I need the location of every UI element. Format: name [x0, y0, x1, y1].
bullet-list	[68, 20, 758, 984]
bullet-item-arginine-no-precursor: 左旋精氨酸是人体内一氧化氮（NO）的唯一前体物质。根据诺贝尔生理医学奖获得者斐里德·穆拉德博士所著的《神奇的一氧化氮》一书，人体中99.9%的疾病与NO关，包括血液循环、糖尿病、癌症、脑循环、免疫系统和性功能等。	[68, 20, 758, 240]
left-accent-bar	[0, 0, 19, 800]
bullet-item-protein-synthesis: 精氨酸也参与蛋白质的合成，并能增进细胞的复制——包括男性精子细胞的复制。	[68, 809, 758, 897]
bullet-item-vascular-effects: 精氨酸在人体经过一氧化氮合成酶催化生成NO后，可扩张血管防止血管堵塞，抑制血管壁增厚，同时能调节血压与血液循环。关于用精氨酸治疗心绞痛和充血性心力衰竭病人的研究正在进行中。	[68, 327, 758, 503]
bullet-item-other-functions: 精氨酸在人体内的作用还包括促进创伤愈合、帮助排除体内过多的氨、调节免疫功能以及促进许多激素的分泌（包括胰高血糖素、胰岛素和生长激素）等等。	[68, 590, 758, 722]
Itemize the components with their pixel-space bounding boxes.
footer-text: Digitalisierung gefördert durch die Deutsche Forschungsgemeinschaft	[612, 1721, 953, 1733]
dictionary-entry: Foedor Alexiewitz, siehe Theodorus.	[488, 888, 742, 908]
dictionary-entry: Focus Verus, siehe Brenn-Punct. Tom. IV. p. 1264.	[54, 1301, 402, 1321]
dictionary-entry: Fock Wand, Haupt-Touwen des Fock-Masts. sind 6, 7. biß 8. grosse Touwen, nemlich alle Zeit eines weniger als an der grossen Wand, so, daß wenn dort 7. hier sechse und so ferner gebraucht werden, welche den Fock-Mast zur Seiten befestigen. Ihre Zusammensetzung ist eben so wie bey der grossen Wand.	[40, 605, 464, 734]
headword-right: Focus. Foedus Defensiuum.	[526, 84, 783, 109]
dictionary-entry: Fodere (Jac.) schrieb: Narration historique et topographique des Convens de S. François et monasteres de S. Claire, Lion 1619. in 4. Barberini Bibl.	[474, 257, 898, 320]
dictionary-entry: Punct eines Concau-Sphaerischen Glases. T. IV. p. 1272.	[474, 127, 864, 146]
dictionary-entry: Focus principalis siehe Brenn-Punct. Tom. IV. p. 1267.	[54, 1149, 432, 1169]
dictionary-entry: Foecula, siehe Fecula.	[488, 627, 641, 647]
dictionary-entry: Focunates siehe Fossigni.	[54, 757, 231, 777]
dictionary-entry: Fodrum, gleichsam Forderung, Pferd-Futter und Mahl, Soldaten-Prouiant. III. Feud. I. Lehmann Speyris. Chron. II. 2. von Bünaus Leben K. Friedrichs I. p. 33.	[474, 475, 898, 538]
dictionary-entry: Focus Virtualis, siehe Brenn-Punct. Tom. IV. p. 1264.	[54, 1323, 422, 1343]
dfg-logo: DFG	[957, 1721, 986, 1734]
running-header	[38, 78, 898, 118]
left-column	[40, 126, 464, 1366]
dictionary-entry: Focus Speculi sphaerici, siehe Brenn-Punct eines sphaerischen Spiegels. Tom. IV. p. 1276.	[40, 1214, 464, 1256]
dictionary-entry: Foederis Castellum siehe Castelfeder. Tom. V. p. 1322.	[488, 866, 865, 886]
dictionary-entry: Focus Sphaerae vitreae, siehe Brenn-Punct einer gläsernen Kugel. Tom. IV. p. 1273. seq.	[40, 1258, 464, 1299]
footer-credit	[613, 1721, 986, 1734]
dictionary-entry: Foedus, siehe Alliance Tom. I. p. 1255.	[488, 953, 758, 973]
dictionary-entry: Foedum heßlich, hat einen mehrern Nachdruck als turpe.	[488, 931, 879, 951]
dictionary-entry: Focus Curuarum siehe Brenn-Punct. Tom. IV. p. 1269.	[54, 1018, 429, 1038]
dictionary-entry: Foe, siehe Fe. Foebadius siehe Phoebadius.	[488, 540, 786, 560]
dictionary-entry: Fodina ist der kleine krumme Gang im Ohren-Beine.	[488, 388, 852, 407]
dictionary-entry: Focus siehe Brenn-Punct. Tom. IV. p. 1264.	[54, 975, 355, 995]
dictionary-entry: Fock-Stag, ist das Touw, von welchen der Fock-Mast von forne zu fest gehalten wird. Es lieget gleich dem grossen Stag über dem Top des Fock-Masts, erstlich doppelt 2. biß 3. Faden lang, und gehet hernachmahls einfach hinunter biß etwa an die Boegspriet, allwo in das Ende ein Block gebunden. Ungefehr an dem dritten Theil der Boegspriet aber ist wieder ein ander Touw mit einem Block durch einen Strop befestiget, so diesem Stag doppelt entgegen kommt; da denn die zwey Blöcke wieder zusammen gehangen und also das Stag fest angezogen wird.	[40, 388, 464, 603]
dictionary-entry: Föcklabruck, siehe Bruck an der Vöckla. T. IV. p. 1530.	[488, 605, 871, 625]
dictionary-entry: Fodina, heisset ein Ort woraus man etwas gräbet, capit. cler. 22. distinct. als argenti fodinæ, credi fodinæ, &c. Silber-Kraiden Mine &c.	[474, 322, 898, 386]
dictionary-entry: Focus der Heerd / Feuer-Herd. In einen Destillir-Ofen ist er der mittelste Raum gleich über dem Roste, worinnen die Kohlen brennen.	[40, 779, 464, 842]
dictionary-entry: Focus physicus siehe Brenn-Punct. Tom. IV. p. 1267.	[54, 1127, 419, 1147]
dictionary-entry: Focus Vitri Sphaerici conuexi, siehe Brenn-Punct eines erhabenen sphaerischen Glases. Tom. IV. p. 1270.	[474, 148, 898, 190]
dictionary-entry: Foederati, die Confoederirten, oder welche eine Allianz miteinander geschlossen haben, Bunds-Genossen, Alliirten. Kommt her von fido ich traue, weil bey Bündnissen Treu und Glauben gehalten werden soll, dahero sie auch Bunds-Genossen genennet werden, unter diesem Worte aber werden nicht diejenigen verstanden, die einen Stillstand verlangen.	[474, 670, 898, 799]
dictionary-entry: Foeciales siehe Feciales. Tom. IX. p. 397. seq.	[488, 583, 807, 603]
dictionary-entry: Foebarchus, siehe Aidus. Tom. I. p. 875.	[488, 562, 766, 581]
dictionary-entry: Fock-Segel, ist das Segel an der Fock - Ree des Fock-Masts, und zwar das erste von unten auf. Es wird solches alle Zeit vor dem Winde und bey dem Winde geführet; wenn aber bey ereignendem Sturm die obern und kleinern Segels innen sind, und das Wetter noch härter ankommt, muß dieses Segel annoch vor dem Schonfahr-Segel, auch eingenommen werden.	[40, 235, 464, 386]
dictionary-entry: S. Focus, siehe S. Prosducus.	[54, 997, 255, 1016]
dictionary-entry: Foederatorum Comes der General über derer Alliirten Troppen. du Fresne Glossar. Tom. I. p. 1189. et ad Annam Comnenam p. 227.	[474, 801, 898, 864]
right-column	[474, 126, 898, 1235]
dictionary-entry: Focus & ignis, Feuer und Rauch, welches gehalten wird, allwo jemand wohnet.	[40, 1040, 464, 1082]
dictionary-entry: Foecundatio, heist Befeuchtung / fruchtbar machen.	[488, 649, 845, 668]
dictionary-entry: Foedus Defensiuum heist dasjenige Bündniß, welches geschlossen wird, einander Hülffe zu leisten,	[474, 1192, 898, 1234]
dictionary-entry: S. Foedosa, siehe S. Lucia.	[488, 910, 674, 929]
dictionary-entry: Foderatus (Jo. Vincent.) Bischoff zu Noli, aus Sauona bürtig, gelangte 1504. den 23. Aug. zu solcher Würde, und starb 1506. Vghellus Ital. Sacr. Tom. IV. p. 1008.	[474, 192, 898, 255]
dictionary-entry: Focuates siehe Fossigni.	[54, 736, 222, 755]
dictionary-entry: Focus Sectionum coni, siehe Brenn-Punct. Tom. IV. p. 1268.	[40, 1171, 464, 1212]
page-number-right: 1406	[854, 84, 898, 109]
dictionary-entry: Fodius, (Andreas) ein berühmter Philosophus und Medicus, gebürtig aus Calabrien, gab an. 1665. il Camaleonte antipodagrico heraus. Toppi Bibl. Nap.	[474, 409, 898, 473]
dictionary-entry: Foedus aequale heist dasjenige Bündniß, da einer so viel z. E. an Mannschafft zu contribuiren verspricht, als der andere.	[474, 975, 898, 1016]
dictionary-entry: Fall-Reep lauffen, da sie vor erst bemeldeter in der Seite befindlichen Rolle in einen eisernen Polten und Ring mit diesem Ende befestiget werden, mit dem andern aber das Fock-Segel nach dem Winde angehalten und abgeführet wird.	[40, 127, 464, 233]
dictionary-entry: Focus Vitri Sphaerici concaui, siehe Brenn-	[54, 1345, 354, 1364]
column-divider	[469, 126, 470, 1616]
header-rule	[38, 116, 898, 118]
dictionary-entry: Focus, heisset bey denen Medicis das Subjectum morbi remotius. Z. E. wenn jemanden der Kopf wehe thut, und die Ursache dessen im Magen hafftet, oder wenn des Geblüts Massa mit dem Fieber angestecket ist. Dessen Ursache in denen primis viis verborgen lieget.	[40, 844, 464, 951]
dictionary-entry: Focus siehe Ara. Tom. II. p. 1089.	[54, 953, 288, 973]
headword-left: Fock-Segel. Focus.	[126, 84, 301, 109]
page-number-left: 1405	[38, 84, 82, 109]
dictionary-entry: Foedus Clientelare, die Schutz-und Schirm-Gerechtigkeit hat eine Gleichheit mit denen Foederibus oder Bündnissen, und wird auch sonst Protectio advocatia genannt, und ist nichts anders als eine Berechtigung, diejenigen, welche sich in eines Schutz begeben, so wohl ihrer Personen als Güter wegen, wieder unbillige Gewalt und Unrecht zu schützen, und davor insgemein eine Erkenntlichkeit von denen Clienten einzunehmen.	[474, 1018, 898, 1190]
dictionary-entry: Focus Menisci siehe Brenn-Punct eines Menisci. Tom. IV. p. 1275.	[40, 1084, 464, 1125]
----------
▶ WHAT THE TASK REQUIRES
Every line of the material that includes the word "Fodina" needs to be copied.

▶ EXERCISE RESPONSE
dictionary-entry: Fodina ist der kleine krumme Gang im Ohren-Beine.	[488, 388, 852, 407]
dictionary-entry: Fodina, heisset ein Ort woraus man etwas gräbet, capit. cler. 22. distinct. als argenti fodinæ, credi fodinæ, &c. Silber-Kraiden Mine &c.	[474, 322, 898, 386]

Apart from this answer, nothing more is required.